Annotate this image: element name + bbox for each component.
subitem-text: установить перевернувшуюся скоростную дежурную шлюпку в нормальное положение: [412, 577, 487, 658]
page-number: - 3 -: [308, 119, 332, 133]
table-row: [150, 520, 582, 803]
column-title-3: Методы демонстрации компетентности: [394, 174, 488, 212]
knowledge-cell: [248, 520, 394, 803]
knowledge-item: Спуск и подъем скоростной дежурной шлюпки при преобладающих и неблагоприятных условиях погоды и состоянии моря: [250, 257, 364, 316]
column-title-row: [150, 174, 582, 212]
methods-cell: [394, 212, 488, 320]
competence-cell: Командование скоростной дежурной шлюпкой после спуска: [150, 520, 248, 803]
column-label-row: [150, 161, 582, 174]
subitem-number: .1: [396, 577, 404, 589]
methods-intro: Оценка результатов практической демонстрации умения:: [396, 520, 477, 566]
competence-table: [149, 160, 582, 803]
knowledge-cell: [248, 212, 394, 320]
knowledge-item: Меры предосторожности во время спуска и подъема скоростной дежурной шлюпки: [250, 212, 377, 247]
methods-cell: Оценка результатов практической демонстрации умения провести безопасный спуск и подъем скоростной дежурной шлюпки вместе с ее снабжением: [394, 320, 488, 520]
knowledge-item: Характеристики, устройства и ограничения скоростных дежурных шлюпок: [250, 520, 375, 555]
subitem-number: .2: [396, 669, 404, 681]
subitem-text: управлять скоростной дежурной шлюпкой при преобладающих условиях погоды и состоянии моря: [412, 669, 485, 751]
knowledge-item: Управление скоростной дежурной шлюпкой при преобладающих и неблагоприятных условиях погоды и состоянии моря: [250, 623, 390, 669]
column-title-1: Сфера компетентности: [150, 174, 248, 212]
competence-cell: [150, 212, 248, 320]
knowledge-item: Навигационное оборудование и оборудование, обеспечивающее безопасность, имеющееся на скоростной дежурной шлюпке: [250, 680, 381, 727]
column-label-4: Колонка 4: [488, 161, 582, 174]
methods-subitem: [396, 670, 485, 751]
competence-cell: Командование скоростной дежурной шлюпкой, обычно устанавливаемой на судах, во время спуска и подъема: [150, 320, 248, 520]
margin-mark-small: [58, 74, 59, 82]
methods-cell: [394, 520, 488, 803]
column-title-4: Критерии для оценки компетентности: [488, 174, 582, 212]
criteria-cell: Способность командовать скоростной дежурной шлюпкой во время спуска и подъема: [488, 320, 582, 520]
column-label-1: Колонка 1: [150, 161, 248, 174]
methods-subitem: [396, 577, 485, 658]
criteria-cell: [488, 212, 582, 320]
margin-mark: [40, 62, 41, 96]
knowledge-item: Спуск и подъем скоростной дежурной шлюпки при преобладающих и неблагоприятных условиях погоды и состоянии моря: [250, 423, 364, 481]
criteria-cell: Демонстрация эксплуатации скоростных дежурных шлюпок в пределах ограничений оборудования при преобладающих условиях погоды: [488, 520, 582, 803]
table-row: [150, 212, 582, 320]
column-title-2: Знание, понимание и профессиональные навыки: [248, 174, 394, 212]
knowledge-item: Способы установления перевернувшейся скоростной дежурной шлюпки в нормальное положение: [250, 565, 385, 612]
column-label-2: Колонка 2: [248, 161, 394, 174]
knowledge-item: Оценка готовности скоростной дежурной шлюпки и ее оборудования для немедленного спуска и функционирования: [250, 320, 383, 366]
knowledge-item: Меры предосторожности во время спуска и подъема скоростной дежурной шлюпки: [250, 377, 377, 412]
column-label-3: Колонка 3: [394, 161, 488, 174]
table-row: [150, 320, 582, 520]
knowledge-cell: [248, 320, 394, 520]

------------------------------------------------------------------------

SET EXERCISE → Can you format the data from its first line through the line containing "table-row: [150, 520, 582, 803]", that line included, as a Markdown table with the columns Row and Line, leaving out any blank lines?

EXERCISE OUTPUT →
| Row | Line |
|---|---|
| 1 | Annotate this image: element name + bbox for each component. |
| 2 | subitem-text: установить перевернувшуюся скоростную дежурную шлюпку в нормальное положение: [412, 577, 487, 658] |
| 3 | page-number: - 3 -: [308, 119, 332, 133] |
| 4 | table-row: [150, 520, 582, 803] |